Exercise requirements: Nothing but the lines from the one with "Type out the text in this image." through the final line of the entries below should be written out, each exactly as given.

Dataset entries:
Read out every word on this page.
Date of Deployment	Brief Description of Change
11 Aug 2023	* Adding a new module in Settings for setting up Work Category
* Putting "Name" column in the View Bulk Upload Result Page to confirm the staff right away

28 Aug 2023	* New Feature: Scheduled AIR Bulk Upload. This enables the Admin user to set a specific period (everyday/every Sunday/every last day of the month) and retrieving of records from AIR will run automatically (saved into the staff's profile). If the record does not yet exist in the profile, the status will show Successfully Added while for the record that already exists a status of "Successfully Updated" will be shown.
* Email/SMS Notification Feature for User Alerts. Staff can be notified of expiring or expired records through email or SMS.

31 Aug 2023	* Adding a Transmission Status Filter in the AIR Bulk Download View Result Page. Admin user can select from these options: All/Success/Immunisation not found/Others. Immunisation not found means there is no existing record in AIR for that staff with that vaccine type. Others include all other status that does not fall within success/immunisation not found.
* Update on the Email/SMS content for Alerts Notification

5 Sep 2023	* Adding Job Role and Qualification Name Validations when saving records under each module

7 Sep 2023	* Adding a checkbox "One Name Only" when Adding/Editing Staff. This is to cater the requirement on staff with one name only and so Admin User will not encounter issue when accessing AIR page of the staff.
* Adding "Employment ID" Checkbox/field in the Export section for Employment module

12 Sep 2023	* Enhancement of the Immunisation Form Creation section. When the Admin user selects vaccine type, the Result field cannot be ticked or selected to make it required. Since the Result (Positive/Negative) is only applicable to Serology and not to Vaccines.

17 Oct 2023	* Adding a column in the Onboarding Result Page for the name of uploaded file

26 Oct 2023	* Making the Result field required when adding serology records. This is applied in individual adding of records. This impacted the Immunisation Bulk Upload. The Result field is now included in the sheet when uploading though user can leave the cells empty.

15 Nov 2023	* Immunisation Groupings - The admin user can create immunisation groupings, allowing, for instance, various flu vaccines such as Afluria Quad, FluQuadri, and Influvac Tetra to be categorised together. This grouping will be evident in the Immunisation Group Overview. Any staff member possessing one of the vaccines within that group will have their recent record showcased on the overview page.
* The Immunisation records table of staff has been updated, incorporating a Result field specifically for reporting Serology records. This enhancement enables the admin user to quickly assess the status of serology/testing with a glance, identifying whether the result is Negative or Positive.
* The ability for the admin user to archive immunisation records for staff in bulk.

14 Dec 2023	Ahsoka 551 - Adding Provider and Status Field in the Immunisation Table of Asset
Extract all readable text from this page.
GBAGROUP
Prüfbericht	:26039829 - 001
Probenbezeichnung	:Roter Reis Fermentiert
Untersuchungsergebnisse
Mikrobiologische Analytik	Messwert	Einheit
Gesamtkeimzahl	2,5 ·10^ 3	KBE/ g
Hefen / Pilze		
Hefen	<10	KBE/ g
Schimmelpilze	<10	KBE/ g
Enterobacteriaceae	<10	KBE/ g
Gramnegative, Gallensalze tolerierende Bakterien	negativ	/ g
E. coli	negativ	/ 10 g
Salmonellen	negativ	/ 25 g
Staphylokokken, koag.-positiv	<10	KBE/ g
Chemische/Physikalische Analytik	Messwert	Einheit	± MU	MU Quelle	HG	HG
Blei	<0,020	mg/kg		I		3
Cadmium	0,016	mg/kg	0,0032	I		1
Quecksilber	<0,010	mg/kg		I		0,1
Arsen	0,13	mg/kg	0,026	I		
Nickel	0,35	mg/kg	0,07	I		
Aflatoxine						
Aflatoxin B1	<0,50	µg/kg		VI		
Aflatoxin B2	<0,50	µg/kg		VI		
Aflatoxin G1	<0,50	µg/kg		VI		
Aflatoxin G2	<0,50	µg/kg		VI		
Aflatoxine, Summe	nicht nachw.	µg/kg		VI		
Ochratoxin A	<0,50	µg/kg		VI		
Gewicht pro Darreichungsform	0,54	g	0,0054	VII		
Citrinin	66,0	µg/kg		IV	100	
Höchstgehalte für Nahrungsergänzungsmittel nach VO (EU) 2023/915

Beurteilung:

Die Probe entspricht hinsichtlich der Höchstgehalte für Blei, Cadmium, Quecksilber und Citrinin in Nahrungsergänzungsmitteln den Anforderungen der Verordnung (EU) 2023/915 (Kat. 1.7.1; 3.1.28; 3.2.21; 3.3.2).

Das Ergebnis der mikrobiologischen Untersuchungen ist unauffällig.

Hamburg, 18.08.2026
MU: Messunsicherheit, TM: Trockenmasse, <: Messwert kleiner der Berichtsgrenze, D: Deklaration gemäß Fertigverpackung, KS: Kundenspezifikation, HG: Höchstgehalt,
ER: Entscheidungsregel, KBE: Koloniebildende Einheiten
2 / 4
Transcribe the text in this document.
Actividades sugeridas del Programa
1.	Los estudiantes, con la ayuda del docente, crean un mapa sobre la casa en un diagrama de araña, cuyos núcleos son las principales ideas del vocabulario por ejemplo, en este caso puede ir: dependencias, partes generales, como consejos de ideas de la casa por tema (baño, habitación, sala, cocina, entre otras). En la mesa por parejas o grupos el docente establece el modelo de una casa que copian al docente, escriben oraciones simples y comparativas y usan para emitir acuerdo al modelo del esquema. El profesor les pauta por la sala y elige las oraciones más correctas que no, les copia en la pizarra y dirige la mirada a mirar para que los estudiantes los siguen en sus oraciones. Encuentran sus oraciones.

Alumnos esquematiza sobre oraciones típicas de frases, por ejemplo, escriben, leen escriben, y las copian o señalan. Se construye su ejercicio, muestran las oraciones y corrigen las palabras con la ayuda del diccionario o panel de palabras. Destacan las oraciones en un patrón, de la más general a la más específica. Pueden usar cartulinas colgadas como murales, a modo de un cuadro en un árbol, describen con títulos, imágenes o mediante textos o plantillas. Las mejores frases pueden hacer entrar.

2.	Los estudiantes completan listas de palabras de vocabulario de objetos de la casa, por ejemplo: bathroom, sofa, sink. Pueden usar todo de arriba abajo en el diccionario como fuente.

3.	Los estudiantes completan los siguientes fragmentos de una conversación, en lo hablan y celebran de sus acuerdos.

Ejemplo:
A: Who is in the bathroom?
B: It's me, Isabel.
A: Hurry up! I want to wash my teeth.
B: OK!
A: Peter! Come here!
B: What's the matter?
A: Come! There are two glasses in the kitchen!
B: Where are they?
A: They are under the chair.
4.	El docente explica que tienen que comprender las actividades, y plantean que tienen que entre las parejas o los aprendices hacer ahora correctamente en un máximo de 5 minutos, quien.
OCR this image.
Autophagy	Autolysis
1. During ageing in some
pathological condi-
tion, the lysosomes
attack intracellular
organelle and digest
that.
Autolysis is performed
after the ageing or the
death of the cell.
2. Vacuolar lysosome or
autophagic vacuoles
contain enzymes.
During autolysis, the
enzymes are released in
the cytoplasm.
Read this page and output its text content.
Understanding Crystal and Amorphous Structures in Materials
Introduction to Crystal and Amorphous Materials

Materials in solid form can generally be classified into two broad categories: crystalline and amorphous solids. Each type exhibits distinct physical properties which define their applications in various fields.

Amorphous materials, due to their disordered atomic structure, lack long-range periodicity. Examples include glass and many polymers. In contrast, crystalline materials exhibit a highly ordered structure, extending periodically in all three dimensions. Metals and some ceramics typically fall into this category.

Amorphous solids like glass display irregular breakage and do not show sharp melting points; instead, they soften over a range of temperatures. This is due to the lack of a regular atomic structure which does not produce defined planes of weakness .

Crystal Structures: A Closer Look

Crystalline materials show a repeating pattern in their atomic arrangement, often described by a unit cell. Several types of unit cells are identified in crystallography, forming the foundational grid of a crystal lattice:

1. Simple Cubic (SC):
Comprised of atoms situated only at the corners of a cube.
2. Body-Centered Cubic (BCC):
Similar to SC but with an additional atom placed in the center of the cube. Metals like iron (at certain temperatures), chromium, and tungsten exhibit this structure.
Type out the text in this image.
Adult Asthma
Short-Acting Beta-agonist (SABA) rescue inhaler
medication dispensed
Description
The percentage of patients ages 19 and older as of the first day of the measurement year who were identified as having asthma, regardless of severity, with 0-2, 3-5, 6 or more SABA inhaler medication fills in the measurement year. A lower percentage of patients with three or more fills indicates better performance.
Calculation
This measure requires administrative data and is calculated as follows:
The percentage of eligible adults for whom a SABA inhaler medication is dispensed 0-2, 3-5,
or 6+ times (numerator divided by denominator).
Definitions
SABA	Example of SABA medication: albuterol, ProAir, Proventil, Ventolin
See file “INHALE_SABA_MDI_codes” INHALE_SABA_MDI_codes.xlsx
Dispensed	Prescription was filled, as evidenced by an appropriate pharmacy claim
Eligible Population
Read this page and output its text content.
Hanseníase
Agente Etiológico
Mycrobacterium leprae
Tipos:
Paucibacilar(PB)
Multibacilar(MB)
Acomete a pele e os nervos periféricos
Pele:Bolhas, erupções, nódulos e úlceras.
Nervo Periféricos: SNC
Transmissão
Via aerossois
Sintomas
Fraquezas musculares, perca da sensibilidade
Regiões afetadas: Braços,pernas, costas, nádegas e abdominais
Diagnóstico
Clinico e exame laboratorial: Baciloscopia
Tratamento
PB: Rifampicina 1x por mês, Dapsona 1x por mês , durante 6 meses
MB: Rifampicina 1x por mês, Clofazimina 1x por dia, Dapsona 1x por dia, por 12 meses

Written response:
Type out the text in this image.
Adult Asthma
Short-Acting Beta-agonist (SABA) rescue inhaler
medication dispensed
Description
The percentage of patients ages 19 and older as of the first day of the measurement year who were identified as having asthma, regardless of severity, with 0-2, 3-5, 6 or more SABA inhaler medication fills in the measurement year. A lower percentage of patients with three or more fills indicates better performance.
Calculation
This measure requires administrative data and is calculated as follows:
The percentage of eligible adults for whom a SABA inhaler medication is dispensed 0-2, 3-5,
or 6+ times (numerator divided by denominator).
Definitions
SABA	Example of SABA medication: albuterol, ProAir, Proventil, Ventolin
See file “INHALE_SABA_MDI_codes” INHALE_SABA_MDI_codes.xlsx
Dispensed	Prescription was filled, as evidenced by an appropriate pharmacy claim
Eligible Population
Read this page and output its text content.
Hanseníase
Agente Etiológico
Mycrobacterium leprae
Tipos:
Paucibacilar(PB)
Multibacilar(MB)
Acomete a pele e os nervos periféricos
Pele:Bolhas, erupções, nódulos e úlceras.
Nervo Periféricos: SNC
Transmissão
Via aerossois
Sintomas
Fraquezas musculares, perca da sensibilidade
Regiões afetadas: Braços,pernas, costas, nádegas e abdominais
Diagnóstico
Clinico e exame laboratorial: Baciloscopia
Tratamento
PB: Rifampicina 1x por mês, Dapsona 1x por mês , durante 6 meses
MB: Rifampicina 1x por mês, Clofazimina 1x por dia, Dapsona 1x por dia, por 12 meses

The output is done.